## TASK GOAL
Check each line of the listing below for the string "shield", and copy the ones that have it.

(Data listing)
+++
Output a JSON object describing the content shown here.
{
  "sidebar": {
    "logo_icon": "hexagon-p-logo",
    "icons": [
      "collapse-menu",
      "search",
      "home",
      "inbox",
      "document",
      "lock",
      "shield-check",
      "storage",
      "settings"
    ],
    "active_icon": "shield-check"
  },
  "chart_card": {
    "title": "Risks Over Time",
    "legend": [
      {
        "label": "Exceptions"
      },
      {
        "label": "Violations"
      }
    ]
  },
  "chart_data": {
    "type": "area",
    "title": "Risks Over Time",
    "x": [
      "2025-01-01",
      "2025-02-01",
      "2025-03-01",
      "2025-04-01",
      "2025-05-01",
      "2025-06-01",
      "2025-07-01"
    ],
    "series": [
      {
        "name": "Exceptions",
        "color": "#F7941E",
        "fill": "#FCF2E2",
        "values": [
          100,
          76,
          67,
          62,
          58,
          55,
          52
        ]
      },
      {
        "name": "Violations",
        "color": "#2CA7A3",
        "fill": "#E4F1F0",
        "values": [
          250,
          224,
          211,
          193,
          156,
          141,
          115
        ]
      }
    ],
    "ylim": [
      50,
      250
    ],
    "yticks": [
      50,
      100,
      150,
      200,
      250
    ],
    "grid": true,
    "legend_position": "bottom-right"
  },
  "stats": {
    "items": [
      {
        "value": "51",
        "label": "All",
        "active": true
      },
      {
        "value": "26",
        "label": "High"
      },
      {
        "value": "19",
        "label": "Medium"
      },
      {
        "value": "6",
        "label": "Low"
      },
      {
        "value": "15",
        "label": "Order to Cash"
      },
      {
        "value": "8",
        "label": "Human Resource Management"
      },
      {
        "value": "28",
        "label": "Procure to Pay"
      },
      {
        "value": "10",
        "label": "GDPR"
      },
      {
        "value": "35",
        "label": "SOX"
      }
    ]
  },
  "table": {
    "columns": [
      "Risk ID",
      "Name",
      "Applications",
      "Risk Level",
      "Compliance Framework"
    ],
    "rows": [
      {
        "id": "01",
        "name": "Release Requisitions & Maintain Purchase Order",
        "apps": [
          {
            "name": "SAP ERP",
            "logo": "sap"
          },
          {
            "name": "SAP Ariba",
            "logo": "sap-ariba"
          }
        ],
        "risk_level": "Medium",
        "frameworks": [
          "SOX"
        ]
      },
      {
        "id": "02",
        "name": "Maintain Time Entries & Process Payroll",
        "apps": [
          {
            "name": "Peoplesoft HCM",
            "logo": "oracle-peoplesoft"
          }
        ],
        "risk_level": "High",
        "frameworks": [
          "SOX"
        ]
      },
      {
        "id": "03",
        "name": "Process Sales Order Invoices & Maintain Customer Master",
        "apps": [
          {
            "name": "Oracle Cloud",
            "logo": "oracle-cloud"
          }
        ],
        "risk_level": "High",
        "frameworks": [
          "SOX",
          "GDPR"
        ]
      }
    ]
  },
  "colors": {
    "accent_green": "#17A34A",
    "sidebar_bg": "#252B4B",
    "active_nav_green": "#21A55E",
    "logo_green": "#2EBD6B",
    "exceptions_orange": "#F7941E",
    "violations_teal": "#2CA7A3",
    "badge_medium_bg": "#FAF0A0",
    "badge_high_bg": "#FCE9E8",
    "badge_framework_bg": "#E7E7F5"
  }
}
+++
## COMPLETE ANSWER
      "shield-check",
    "active_icon": "shield-check"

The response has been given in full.